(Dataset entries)
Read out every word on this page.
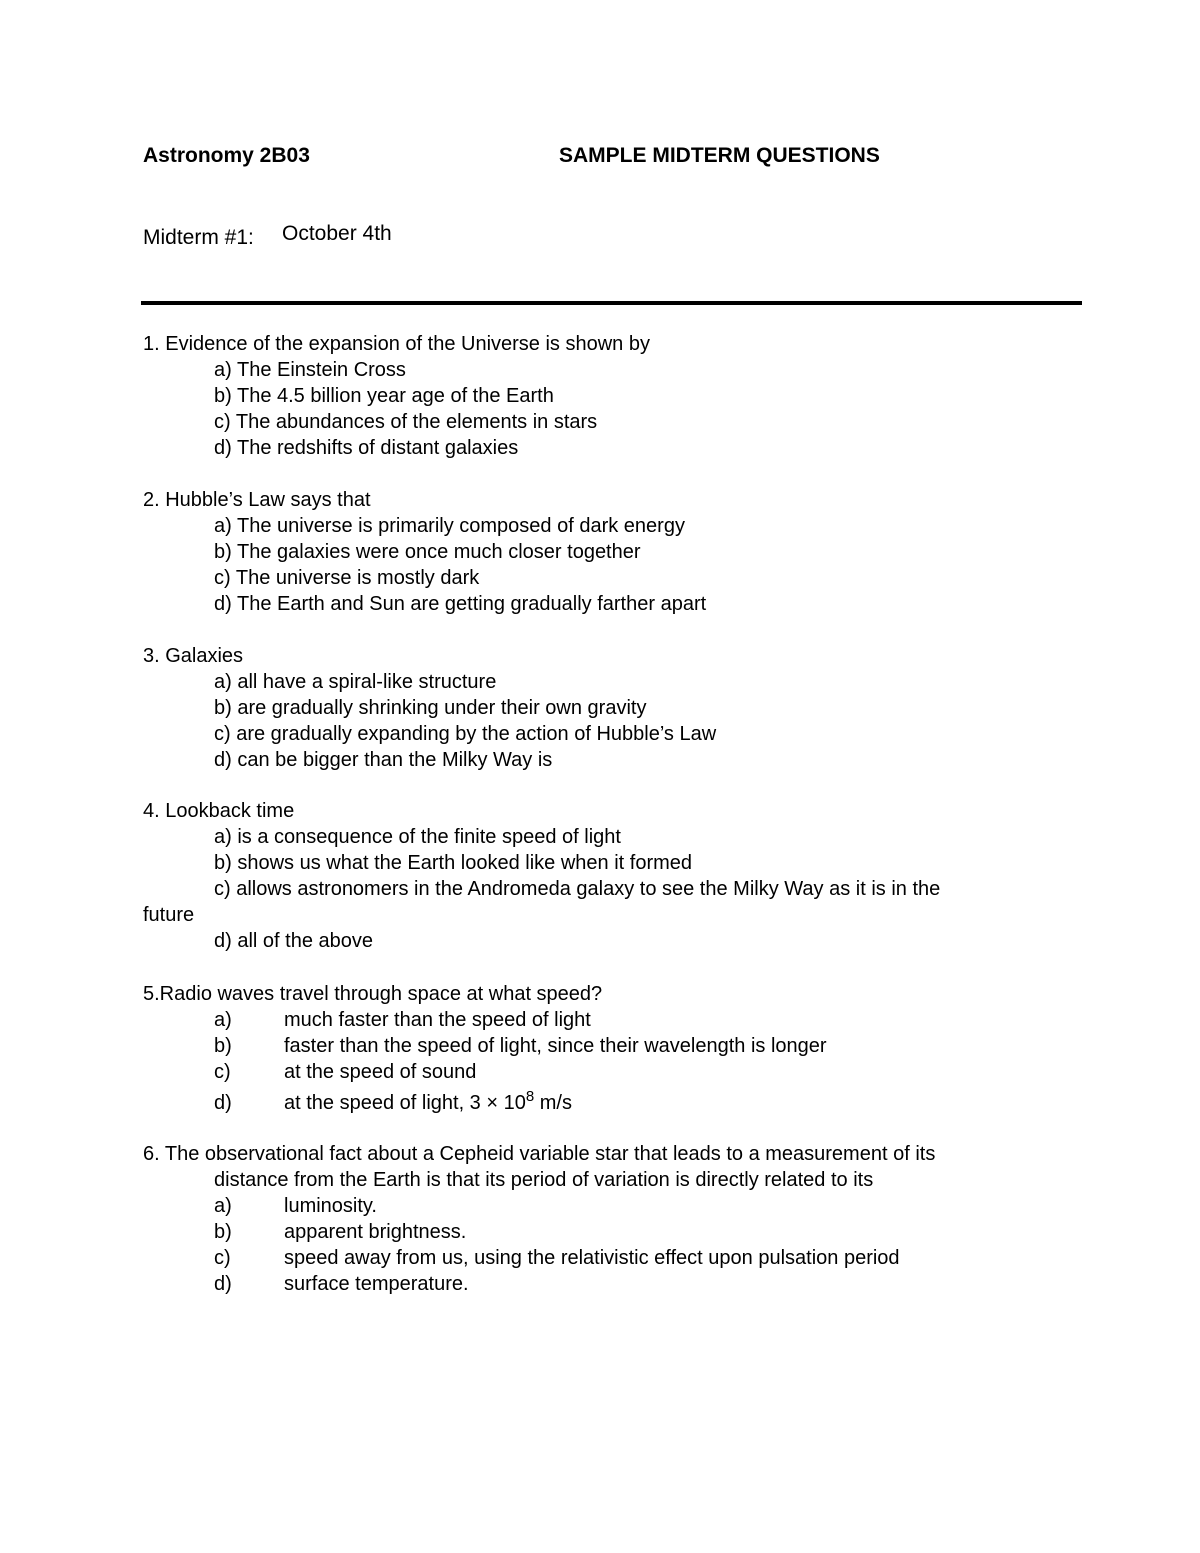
Astronomy 2B03	SAMPLE MIDTERM QUESTIONS
Midterm #1: October 4th
1. Evidence of the expansion of the Universe is shown by
a) The Einstein Cross
b) The 4.5 billion year age of the Earth
c) The abundances of the elements in stars
d) The redshifts of distant galaxies
2. Hubble’s Law says that
a) The universe is primarily composed of dark energy
b) The galaxies were once much closer together
c) The universe is mostly dark
d) The Earth and Sun are getting gradually farther apart
3. Galaxies
a) all have a spiral-like structure
b) are gradually shrinking under their own gravity
c) are gradually expanding by the action of Hubble’s Law
d) can be bigger than the Milky Way is
4. Lookback time
a) is a consequence of the finite speed of light
b) shows us what the Earth looked like when it formed
c) allows astronomers in the Andromeda galaxy to see the Milky Way as it is in the
future
d) all of the above
5.Radio waves travel through space at what speed?
a)	much faster than the speed of light
b)	faster than the speed of light, since their wavelength is longer
c)	at the speed of sound
d)	at the speed of light, $3 \times 10^8$ m/s
6. The observational fact about a Cepheid variable star that leads to a measurement of its
distance from the Earth is that its period of variation is directly related to its
a)	luminosity.
b)	apparent brightness.
c)	speed away from us, using the relativistic effect upon pulsation period
d)	surface temperature.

EXERCISE REQUIREMENTS
Your task is an exact transcription of all the data, minus the pictures.

TASK OUTPUT
Read out every word on this page.
Astronomy 2B03	SAMPLE MIDTERM QUESTIONS
Midterm #1: October 4th
1. Evidence of the expansion of the Universe is shown by
a) The Einstein Cross
b) The 4.5 billion year age of the Earth
c) The abundances of the elements in stars
d) The redshifts of distant galaxies
2. Hubble’s Law says that
a) The universe is primarily composed of dark energy
b) The galaxies were once much closer together
c) The universe is mostly dark
d) The Earth and Sun are getting gradually farther apart
3. Galaxies
a) all have a spiral-like structure
b) are gradually shrinking under their own gravity
c) are gradually expanding by the action of Hubble’s Law
d) can be bigger than the Milky Way is
4. Lookback time
a) is a consequence of the finite speed of light
b) shows us what the Earth looked like when it formed
c) allows astronomers in the Andromeda galaxy to see the Milky Way as it is in the
future
d) all of the above
5.Radio waves travel through space at what speed?
a)	much faster than the speed of light
b)	faster than the speed of light, since their wavelength is longer
c)	at the speed of sound
d)	at the speed of light, $3 \times 10^8$ m/s
6. The observational fact about a Cepheid variable star that leads to a measurement of its
distance from the Earth is that its period of variation is directly related to its
a)	luminosity.
b)	apparent brightness.
c)	speed away from us, using the relativistic effect upon pulsation period
d)	surface temperature.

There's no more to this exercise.